[Dataset entries]
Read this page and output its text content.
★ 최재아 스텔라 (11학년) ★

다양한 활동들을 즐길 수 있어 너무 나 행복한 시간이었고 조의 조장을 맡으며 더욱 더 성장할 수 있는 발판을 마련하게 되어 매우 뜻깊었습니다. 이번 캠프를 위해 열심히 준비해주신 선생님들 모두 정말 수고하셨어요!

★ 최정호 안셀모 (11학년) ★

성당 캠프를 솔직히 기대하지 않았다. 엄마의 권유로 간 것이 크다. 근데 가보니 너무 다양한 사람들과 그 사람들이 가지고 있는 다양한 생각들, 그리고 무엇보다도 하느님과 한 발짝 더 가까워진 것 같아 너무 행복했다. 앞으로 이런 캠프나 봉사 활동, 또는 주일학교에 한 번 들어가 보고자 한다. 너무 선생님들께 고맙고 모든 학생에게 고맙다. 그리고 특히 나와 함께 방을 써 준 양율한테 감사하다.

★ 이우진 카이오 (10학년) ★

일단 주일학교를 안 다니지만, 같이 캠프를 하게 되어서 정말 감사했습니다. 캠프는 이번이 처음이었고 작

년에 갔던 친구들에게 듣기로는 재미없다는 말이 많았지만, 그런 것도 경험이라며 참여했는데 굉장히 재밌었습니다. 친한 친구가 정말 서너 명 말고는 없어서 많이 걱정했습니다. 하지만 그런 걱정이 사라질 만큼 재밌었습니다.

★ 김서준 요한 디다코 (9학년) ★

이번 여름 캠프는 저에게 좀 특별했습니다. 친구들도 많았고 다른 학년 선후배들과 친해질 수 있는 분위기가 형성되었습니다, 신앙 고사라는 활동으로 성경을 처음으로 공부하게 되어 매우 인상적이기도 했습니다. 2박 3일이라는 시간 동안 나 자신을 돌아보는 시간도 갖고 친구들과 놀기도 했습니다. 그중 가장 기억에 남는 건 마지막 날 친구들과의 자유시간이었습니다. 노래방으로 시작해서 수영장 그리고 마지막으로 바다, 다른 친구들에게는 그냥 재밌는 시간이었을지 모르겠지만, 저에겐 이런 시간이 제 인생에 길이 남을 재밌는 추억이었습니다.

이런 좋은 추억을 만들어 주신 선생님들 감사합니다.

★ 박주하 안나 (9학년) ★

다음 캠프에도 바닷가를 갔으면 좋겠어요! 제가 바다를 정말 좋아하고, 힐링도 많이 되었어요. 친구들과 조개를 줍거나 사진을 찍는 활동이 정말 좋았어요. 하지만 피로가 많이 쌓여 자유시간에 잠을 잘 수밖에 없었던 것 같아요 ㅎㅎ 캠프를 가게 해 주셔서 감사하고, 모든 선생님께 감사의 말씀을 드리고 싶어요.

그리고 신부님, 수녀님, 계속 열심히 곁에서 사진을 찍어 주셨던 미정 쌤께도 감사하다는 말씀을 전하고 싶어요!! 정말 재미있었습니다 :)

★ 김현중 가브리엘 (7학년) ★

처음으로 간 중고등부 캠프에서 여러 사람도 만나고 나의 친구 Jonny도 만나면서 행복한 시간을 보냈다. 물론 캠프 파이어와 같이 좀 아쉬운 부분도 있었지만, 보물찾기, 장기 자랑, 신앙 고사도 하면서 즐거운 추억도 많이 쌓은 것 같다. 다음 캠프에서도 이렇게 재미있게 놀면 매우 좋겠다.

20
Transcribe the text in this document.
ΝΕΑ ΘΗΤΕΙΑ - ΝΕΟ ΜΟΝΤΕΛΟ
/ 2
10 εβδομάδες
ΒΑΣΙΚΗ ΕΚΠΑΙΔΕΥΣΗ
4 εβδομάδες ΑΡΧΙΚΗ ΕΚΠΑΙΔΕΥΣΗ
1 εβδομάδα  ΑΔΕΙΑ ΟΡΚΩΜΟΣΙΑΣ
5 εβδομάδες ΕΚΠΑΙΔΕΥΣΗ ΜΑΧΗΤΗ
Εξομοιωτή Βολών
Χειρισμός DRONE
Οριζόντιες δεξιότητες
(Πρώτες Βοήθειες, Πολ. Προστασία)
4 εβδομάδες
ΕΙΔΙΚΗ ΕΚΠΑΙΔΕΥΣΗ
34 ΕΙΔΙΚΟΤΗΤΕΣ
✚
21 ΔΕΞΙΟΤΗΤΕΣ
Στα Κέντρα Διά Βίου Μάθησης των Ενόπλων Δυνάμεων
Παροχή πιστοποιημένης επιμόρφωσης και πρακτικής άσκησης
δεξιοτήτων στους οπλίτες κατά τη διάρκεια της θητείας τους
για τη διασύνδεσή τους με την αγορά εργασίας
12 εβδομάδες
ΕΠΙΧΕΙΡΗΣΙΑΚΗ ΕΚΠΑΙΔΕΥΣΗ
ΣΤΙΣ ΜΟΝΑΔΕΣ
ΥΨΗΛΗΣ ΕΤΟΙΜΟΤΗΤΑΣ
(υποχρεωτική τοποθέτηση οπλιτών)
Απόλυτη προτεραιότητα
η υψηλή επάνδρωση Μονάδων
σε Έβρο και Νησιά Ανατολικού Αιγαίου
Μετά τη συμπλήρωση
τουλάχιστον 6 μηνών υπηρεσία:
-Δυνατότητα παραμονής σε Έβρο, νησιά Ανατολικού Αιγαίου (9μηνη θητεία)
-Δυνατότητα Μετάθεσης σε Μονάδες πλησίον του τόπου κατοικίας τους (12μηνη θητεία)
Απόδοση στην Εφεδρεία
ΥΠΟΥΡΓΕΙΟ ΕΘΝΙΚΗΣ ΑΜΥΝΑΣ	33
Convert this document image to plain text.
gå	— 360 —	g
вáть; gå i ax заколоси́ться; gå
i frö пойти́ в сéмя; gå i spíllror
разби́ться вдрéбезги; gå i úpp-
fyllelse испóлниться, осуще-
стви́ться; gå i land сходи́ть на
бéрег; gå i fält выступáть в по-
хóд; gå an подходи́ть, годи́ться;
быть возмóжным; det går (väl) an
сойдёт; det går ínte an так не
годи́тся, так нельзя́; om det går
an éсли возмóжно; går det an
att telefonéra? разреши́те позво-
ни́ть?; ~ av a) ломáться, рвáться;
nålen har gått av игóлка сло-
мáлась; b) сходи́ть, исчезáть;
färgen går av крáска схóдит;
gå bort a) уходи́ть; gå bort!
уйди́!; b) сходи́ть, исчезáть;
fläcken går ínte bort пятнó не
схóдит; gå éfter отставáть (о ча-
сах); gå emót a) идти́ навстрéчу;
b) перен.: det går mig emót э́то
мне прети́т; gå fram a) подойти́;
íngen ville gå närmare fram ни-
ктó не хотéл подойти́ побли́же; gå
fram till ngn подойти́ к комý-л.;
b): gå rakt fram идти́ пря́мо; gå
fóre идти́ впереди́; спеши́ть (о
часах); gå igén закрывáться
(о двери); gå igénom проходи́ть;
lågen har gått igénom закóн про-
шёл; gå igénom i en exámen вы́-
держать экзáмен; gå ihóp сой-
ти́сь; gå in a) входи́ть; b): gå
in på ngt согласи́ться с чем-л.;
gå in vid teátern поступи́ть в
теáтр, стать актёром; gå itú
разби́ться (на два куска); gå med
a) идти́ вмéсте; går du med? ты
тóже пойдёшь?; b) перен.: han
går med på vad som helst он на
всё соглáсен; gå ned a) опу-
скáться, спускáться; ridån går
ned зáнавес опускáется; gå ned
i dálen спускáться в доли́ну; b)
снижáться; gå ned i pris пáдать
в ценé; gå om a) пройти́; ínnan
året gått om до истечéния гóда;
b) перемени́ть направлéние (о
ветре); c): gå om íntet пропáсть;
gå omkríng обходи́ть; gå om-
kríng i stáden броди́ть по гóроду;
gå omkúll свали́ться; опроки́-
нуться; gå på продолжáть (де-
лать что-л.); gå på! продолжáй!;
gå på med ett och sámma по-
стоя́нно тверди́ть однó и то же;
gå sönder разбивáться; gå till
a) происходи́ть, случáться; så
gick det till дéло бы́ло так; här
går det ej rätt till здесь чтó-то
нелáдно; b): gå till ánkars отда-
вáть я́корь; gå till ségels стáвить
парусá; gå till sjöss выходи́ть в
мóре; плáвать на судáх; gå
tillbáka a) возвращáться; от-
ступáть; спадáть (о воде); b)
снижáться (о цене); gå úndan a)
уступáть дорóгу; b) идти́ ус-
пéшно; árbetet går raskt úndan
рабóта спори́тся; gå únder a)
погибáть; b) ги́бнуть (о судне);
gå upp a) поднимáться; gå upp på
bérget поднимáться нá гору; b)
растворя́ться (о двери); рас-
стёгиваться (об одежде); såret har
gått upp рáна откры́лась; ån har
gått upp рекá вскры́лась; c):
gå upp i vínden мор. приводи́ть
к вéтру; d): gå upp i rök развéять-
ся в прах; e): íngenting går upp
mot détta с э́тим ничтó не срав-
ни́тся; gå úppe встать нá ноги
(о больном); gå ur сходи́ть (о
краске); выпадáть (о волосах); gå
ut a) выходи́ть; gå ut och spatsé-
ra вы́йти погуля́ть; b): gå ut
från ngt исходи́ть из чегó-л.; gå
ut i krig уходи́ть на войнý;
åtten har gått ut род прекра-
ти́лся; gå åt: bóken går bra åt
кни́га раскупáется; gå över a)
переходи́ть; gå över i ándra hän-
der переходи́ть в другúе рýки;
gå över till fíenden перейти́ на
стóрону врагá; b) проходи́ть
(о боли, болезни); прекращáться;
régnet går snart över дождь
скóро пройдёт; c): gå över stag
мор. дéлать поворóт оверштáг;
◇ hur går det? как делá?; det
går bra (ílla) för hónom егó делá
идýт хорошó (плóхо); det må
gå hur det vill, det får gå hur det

Exercise description
From the listing above, copy every line that holds the string "годи".

The response
хóд; gå an подходи́ть, годи́ться;
годи́тся, так нельзя́; om det går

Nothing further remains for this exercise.